begin Excerpted data
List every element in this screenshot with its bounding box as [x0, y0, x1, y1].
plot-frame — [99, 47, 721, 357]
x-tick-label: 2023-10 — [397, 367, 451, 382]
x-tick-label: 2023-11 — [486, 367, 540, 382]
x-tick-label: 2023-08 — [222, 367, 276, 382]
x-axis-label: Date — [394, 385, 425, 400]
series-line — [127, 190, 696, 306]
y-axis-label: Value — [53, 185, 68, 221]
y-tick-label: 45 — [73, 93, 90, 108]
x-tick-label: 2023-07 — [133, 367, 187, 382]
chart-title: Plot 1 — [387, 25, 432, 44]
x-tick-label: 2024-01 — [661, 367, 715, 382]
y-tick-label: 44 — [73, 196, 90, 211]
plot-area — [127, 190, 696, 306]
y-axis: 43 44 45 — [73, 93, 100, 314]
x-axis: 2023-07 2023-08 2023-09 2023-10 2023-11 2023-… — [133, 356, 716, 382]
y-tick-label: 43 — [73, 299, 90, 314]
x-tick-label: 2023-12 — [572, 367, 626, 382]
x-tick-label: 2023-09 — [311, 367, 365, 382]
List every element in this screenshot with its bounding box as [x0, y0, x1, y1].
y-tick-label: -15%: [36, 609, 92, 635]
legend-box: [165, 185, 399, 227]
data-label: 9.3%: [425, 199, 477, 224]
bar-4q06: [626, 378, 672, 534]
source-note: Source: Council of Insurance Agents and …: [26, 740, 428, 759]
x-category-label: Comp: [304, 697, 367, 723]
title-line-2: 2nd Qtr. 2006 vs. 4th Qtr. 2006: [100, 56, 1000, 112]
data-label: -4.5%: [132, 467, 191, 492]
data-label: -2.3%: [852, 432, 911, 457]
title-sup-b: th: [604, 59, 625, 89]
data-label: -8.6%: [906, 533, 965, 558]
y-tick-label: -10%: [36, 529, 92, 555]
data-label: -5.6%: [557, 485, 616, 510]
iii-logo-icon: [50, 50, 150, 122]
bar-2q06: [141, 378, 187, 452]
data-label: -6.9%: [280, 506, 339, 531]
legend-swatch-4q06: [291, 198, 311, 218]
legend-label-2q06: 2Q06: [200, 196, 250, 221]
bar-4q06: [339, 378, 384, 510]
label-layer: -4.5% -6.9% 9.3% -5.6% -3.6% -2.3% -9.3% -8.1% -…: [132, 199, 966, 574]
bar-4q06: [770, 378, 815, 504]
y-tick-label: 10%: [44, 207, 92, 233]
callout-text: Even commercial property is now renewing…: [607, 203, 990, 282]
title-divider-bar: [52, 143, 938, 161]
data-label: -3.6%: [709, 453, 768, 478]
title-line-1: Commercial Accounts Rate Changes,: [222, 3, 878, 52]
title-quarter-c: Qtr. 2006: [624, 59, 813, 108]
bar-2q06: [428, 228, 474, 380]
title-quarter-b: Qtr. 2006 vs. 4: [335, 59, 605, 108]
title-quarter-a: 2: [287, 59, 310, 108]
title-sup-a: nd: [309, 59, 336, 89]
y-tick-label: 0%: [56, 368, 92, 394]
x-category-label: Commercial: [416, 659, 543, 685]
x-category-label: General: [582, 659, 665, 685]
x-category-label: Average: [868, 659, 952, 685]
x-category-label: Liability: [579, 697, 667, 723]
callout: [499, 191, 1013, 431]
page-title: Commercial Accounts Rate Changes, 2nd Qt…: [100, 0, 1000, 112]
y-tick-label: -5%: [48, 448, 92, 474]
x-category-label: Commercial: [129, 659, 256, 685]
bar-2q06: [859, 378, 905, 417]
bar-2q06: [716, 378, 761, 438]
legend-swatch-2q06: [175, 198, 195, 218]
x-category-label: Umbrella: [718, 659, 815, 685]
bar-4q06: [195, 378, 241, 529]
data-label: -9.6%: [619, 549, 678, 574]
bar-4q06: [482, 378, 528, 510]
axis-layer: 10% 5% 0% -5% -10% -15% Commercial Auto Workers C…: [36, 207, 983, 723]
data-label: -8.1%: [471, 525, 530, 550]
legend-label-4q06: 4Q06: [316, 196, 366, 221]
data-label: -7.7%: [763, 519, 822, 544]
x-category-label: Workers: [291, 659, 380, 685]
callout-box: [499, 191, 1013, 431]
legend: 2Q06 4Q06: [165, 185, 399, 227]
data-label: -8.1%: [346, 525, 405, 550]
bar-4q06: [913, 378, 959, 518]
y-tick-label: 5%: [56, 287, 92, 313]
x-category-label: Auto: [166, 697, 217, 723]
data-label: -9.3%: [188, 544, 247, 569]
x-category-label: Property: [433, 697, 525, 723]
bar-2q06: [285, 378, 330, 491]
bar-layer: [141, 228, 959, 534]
end Excerpted data
Can you copy all of the data above line for line, without changing anything?

Result below:
List every element in this screenshot with its bounding box as [x0, y0, x1, y1].
plot-frame — [99, 47, 721, 357]
x-tick-label: 2023-10 — [397, 367, 451, 382]
x-tick-label: 2023-11 — [486, 367, 540, 382]
x-tick-label: 2023-08 — [222, 367, 276, 382]
x-axis-label: Date — [394, 385, 425, 400]
series-line — [127, 190, 696, 306]
y-axis-label: Value — [53, 185, 68, 221]
y-tick-label: 45 — [73, 93, 90, 108]
x-tick-label: 2023-07 — [133, 367, 187, 382]
chart-title: Plot 1 — [387, 25, 432, 44]
x-tick-label: 2024-01 — [661, 367, 715, 382]
y-tick-label: 44 — [73, 196, 90, 211]
plot-area — [127, 190, 696, 306]
y-axis: 43 44 45 — [73, 93, 100, 314]
x-axis: 2023-07 2023-08 2023-09 2023-10 2023-11 2023-… — [133, 356, 716, 382]
y-tick-label: 43 — [73, 299, 90, 314]
x-tick-label: 2023-12 — [572, 367, 626, 382]
x-tick-label: 2023-09 — [311, 367, 365, 382]
List every element in this screenshot with its bounding box as [x0, y0, x1, y1].
y-tick-label: -15%: [36, 609, 92, 635]
legend-box: [165, 185, 399, 227]
data-label: 9.3%: [425, 199, 477, 224]
bar-4q06: [626, 378, 672, 534]
source-note: Source: Council of Insurance Agents and …: [26, 740, 428, 759]
x-category-label: Comp: [304, 697, 367, 723]
title-line-2: 2nd Qtr. 2006 vs. 4th Qtr. 2006: [100, 56, 1000, 112]
data-label: -4.5%: [132, 467, 191, 492]
data-label: -2.3%: [852, 432, 911, 457]
title-sup-b: th: [604, 59, 625, 89]
data-label: -8.6%: [906, 533, 965, 558]
y-tick-label: -10%: [36, 529, 92, 555]
data-label: -5.6%: [557, 485, 616, 510]
iii-logo-icon: [50, 50, 150, 122]
bar-2q06: [141, 378, 187, 452]
data-label: -6.9%: [280, 506, 339, 531]
legend-swatch-4q06: [291, 198, 311, 218]
legend-label-2q06: 2Q06: [200, 196, 250, 221]
bar-4q06: [339, 378, 384, 510]
label-layer: -4.5% -6.9% 9.3% -5.6% -3.6% -2.3% -9.3% -8.1% -…: [132, 199, 966, 574]
bar-4q06: [770, 378, 815, 504]
y-tick-label: 10%: [44, 207, 92, 233]
callout-text: Even commercial property is now renewing…: [607, 203, 990, 282]
title-divider-bar: [52, 143, 938, 161]
data-label: -3.6%: [709, 453, 768, 478]
title-line-1: Commercial Accounts Rate Changes,: [222, 3, 878, 52]
title-quarter-c: Qtr. 2006: [624, 59, 813, 108]
bar-2q06: [428, 228, 474, 380]
title-quarter-b: Qtr. 2006 vs. 4: [335, 59, 605, 108]
title-quarter-a: 2: [287, 59, 310, 108]
title-sup-a: nd: [309, 59, 336, 89]
y-tick-label: 0%: [56, 368, 92, 394]
x-category-label: Commercial: [416, 659, 543, 685]
x-category-label: General: [582, 659, 665, 685]
x-category-label: Average: [868, 659, 952, 685]
x-category-label: Liability: [579, 697, 667, 723]
callout: [499, 191, 1013, 431]
page-title: Commercial Accounts Rate Changes, 2nd Qt…: [100, 0, 1000, 112]
y-tick-label: -5%: [48, 448, 92, 474]
x-category-label: Commercial: [129, 659, 256, 685]
bar-2q06: [859, 378, 905, 417]
bar-2q06: [716, 378, 761, 438]
legend-swatch-2q06: [175, 198, 195, 218]
x-category-label: Umbrella: [718, 659, 815, 685]
bar-4q06: [195, 378, 241, 529]
data-label: -9.6%: [619, 549, 678, 574]
bar-4q06: [482, 378, 528, 510]
axis-layer: 10% 5% 0% -5% -10% -15% Commercial Auto Workers C…: [36, 207, 983, 723]
data-label: -8.1%: [471, 525, 530, 550]
legend-label-4q06: 4Q06: [316, 196, 366, 221]
data-label: -7.7%: [763, 519, 822, 544]
x-category-label: Workers: [291, 659, 380, 685]
callout-box: [499, 191, 1013, 431]
legend: 2Q06 4Q06: [165, 185, 399, 227]
data-label: -8.1%: [346, 525, 405, 550]
bar-4q06: [913, 378, 959, 518]
y-tick-label: 5%: [56, 287, 92, 313]
x-category-label: Auto: [166, 697, 217, 723]
data-label: -9.3%: [188, 544, 247, 569]
x-category-label: Property: [433, 697, 525, 723]
bar-2q06: [285, 378, 330, 491]
bar-layer: [141, 228, 959, 534]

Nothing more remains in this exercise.